* _Input records_
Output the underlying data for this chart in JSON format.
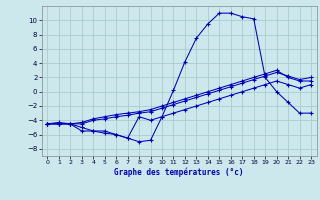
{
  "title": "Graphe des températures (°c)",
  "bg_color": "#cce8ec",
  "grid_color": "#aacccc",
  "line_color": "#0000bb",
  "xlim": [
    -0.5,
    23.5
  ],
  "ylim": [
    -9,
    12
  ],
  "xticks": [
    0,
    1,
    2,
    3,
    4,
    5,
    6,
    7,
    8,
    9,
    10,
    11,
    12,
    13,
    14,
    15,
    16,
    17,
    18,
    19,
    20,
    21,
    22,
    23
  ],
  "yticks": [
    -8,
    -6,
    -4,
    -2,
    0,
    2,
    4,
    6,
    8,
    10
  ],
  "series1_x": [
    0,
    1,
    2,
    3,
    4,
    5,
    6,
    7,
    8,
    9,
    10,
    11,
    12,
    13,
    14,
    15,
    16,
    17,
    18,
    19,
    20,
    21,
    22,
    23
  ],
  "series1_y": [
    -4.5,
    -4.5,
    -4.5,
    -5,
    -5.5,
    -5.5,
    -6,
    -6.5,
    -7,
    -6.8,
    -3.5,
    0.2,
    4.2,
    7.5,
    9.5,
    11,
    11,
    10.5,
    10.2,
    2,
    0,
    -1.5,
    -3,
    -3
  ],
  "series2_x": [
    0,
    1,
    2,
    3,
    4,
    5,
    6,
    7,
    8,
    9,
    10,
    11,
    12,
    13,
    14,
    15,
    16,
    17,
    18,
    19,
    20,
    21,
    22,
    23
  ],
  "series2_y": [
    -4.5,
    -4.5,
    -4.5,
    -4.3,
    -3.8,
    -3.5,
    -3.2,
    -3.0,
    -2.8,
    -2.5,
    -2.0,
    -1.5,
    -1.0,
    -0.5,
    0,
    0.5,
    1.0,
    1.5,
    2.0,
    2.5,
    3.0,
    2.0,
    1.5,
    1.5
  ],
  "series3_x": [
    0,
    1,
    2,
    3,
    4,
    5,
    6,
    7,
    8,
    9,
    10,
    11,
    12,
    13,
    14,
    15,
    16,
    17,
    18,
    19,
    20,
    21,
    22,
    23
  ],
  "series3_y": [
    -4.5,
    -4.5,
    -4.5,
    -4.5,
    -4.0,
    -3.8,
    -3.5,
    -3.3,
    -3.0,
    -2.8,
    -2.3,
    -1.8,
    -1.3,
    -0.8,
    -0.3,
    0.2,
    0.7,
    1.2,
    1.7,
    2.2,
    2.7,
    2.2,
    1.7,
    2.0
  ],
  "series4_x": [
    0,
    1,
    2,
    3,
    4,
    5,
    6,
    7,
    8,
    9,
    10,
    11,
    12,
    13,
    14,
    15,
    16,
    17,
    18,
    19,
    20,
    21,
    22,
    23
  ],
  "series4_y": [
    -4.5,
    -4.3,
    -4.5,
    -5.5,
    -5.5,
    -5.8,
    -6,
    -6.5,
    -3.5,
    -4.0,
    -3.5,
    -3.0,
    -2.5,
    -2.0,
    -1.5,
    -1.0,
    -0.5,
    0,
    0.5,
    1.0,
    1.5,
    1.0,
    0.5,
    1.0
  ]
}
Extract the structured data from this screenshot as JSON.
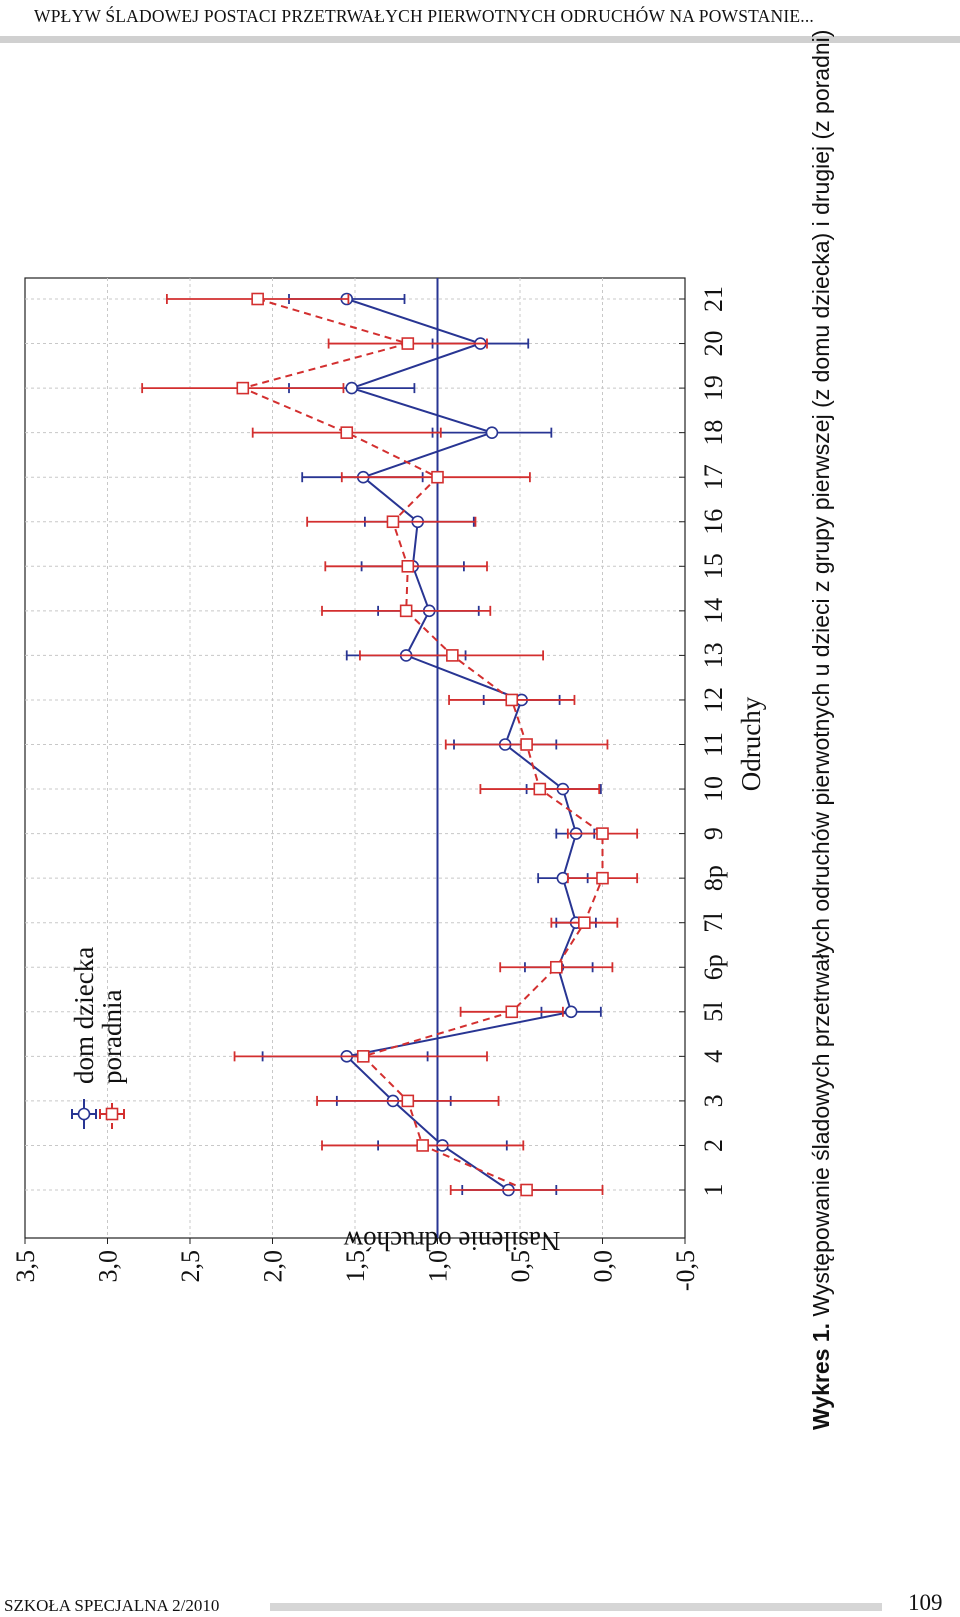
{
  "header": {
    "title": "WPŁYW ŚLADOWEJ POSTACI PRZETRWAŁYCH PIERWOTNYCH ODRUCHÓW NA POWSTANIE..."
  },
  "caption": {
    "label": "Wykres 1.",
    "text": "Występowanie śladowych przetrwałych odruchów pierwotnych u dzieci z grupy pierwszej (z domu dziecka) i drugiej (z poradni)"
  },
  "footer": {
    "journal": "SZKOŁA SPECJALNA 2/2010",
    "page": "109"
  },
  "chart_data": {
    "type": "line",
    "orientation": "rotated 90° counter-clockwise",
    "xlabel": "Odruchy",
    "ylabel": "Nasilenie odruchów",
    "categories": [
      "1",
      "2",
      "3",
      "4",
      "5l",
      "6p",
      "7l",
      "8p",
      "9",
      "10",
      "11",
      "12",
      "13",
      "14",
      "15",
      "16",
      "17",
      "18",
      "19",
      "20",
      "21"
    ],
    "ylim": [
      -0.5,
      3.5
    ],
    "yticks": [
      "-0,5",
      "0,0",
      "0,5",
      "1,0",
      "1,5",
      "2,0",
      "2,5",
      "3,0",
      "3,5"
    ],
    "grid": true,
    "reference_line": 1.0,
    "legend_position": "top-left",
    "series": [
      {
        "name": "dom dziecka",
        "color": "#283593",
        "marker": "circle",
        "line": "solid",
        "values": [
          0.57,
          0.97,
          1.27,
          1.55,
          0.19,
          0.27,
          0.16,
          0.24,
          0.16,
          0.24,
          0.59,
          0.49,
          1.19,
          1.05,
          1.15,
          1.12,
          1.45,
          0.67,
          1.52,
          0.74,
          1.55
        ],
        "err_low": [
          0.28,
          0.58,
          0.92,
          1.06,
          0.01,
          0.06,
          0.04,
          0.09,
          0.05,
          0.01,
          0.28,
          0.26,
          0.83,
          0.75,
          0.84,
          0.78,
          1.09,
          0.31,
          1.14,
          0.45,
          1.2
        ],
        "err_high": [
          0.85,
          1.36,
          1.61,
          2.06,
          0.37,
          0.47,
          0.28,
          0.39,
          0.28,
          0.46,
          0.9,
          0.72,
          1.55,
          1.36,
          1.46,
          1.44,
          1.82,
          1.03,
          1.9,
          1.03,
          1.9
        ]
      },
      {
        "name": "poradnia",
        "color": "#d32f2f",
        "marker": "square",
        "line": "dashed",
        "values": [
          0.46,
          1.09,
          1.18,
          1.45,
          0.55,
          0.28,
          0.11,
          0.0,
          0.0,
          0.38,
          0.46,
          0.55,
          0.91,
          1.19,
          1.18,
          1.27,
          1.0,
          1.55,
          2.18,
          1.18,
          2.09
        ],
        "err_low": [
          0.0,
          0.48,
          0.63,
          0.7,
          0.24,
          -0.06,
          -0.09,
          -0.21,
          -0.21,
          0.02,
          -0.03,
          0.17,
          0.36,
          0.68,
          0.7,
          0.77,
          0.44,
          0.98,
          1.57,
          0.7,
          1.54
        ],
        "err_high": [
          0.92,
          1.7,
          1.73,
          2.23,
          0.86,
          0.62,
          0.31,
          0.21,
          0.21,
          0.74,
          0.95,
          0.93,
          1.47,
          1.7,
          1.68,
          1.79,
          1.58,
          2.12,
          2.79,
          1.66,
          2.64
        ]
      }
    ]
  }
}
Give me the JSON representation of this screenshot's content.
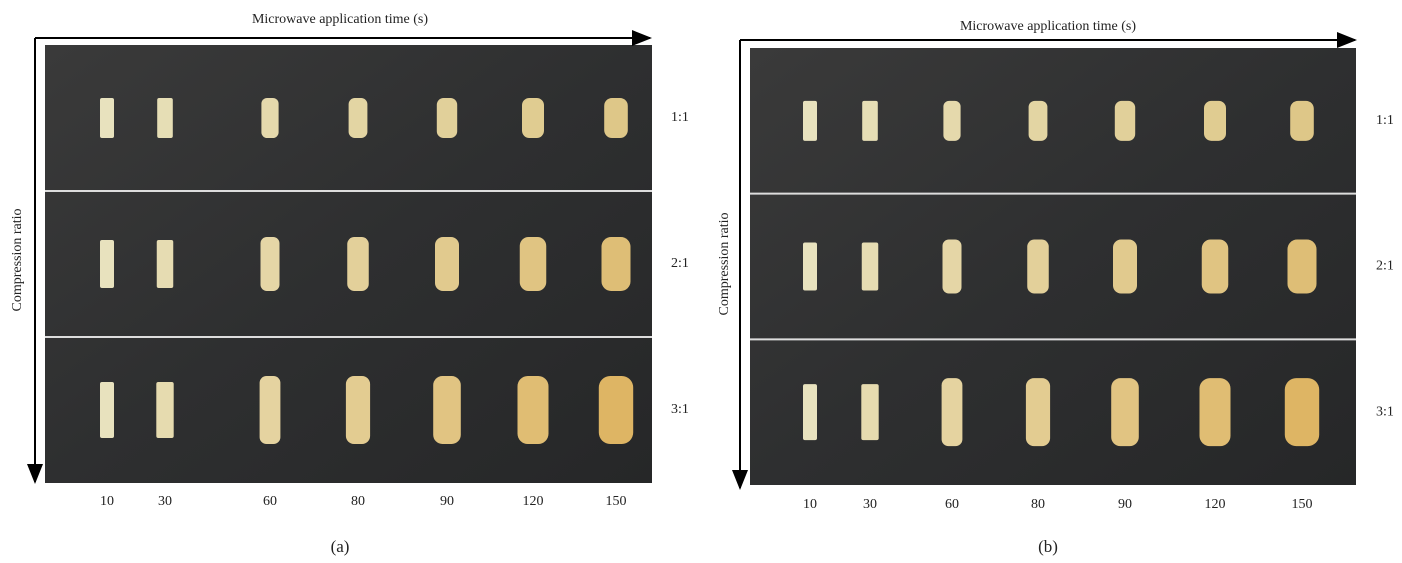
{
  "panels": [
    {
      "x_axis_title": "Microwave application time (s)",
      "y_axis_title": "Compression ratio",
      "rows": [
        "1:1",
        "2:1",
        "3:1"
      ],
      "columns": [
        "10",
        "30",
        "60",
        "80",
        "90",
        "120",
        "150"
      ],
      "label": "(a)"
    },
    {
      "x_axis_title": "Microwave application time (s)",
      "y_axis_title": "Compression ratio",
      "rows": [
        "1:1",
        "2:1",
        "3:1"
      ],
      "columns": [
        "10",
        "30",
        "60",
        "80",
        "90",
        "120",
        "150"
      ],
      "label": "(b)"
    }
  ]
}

* _Given exercise_
Copy every record above exactly as written, but leave out the pictures.

* _Reply to the exercise_
Output the underlying data for this chart in JSON format.
{
  "title": "Graphe des températures (°c)",
  "bg_color": "#cce8ec",
  "grid_color": "#aacccc",
  "line_color": "#0000bb",
  "xlim": [
    -0.5,
    23.5
  ],
  "ylim": [
    -9,
    12
  ],
  "xticks": [
    0,
    1,
    2,
    3,
    4,
    5,
    6,
    7,
    8,
    9,
    10,
    11,
    12,
    13,
    14,
    15,
    16,
    17,
    18,
    19,
    20,
    21,
    22,
    23
  ],
  "yticks": [
    -8,
    -6,
    -4,
    -2,
    0,
    2,
    4,
    6,
    8,
    10
  ],
  "series1_x": [
    0,
    1,
    2,
    3,
    4,
    5,
    6,
    7,
    8,
    9,
    10,
    11,
    12,
    13,
    14,
    15,
    16,
    17,
    18,
    19,
    20,
    21,
    22,
    23
  ],
  "series1_y": [
    -4.5,
    -4.5,
    -4.5,
    -5,
    -5.5,
    -5.5,
    -6,
    -6.5,
    -7,
    -6.8,
    -3.5,
    0.2,
    4.2,
    7.5,
    9.5,
    11,
    11,
    10.5,
    10.2,
    2,
    0,
    -1.5,
    -3,
    -3
  ],
  "series2_x": [
    0,
    1,
    2,
    3,
    4,
    5,
    6,
    7,
    8,
    9,
    10,
    11,
    12,
    13,
    14,
    15,
    16,
    17,
    18,
    19,
    20,
    21,
    22,
    23
  ],
  "series2_y": [
    -4.5,
    -4.5,
    -4.5,
    -4.3,
    -3.8,
    -3.5,
    -3.2,
    -3.0,
    -2.8,
    -2.5,
    -2.0,
    -1.5,
    -1.0,
    -0.5,
    0,
    0.5,
    1.0,
    1.5,
    2.0,
    2.5,
    3.0,
    2.0,
    1.5,
    1.5
  ],
  "series3_x": [
    0,
    1,
    2,
    3,
    4,
    5,
    6,
    7,
    8,
    9,
    10,
    11,
    12,
    13,
    14,
    15,
    16,
    17,
    18,
    19,
    20,
    21,
    22,
    23
  ],
  "series3_y": [
    -4.5,
    -4.5,
    -4.5,
    -4.5,
    -4.0,
    -3.8,
    -3.5,
    -3.3,
    -3.0,
    -2.8,
    -2.3,
    -1.8,
    -1.3,
    -0.8,
    -0.3,
    0.2,
    0.7,
    1.2,
    1.7,
    2.2,
    2.7,
    2.2,
    1.7,
    2.0
  ],
  "series4_x": [
    0,
    1,
    2,
    3,
    4,
    5,
    6,
    7,
    8,
    9,
    10,
    11,
    12,
    13,
    14,
    15,
    16,
    17,
    18,
    19,
    20,
    21,
    22,
    23
  ],
  "series4_y": [
    -4.5,
    -4.3,
    -4.5,
    -5.5,
    -5.5,
    -5.8,
    -6,
    -6.5,
    -3.5,
    -4.0,
    -3.5,
    -3.0,
    -2.5,
    -2.0,
    -1.5,
    -1.0,
    -0.5,
    0,
    0.5,
    1.0,
    1.5,
    1.0,
    0.5,
    1.0
  ]
}
Extract the structured data from this screenshot as JSON.
{
  "header": {
    "title": "WPŁYW ŚLADOWEJ POSTACI PRZETRWAŁYCH PIERWOTNYCH ODRUCHÓW NA POWSTANIE..."
  },
  "caption": {
    "label": "Wykres 1.",
    "text": "Występowanie śladowych przetrwałych odruchów pierwotnych u dzieci z grupy pierwszej (z domu dziecka) i drugiej (z poradni)"
  },
  "footer": {
    "journal": "SZKOŁA SPECJALNA 2/2010",
    "page": "109"
  },
  "chart_data": {
    "type": "line",
    "orientation": "rotated 90° counter-clockwise",
    "xlabel": "Odruchy",
    "ylabel": "Nasilenie odruchów",
    "categories": [
      "1",
      "2",
      "3",
      "4",
      "5l",
      "6p",
      "7l",
      "8p",
      "9",
      "10",
      "11",
      "12",
      "13",
      "14",
      "15",
      "16",
      "17",
      "18",
      "19",
      "20",
      "21"
    ],
    "ylim": [
      -0.5,
      3.5
    ],
    "yticks": [
      "-0,5",
      "0,0",
      "0,5",
      "1,0",
      "1,5",
      "2,0",
      "2,5",
      "3,0",
      "3,5"
    ],
    "grid": true,
    "reference_line": 1.0,
    "legend_position": "top-left",
    "series": [
      {
        "name": "dom dziecka",
        "color": "#283593",
        "marker": "circle",
        "line": "solid",
        "values": [
          0.57,
          0.97,
          1.27,
          1.55,
          0.19,
          0.27,
          0.16,
          0.24,
          0.16,
          0.24,
          0.59,
          0.49,
          1.19,
          1.05,
          1.15,
          1.12,
          1.45,
          0.67,
          1.52,
          0.74,
          1.55
        ],
        "err_low": [
          0.28,
          0.58,
          0.92,
          1.06,
          0.01,
          0.06,
          0.04,
          0.09,
          0.05,
          0.01,
          0.28,
          0.26,
          0.83,
          0.75,
          0.84,
          0.78,
          1.09,
          0.31,
          1.14,
          0.45,
          1.2
        ],
        "err_high": [
          0.85,
          1.36,
          1.61,
          2.06,
          0.37,
          0.47,
          0.28,
          0.39,
          0.28,
          0.46,
          0.9,
          0.72,
          1.55,
          1.36,
          1.46,
          1.44,
          1.82,
          1.03,
          1.9,
          1.03,
          1.9
        ]
      },
      {
        "name": "poradnia",
        "color": "#d32f2f",
        "marker": "square",
        "line": "dashed",
        "values": [
          0.46,
          1.09,
          1.18,
          1.45,
          0.55,
          0.28,
          0.11,
          0.0,
          0.0,
          0.38,
          0.46,
          0.55,
          0.91,
          1.19,
          1.18,
          1.27,
          1.0,
          1.55,
          2.18,
          1.18,
          2.09
        ],
        "err_low": [
          0.0,
          0.48,
          0.63,
          0.7,
          0.24,
          -0.06,
          -0.09,
          -0.21,
          -0.21,
          0.02,
          -0.03,
          0.17,
          0.36,
          0.68,
          0.7,
          0.77,
          0.44,
          0.98,
          1.57,
          0.7,
          1.54
        ],
        "err_high": [
          0.92,
          1.7,
          1.73,
          2.23,
          0.86,
          0.62,
          0.31,
          0.21,
          0.21,
          0.74,
          0.95,
          0.93,
          1.47,
          1.7,
          1.68,
          1.79,
          1.58,
          2.12,
          2.79,
          1.66,
          2.64
        ]
      }
    ]
  }
}
Give me the JSON representation of this screenshot's content.
{
  "panels": [
    {
      "x_axis_title": "Microwave application time (s)",
      "y_axis_title": "Compression ratio",
      "rows": [
        "1:1",
        "2:1",
        "3:1"
      ],
      "columns": [
        "10",
        "30",
        "60",
        "80",
        "90",
        "120",
        "150"
      ],
      "label": "(a)"
    },
    {
      "x_axis_title": "Microwave application time (s)",
      "y_axis_title": "Compression ratio",
      "rows": [
        "1:1",
        "2:1",
        "3:1"
      ],
      "columns": [
        "10",
        "30",
        "60",
        "80",
        "90",
        "120",
        "150"
      ],
      "label": "(b)"
    }
  ]
}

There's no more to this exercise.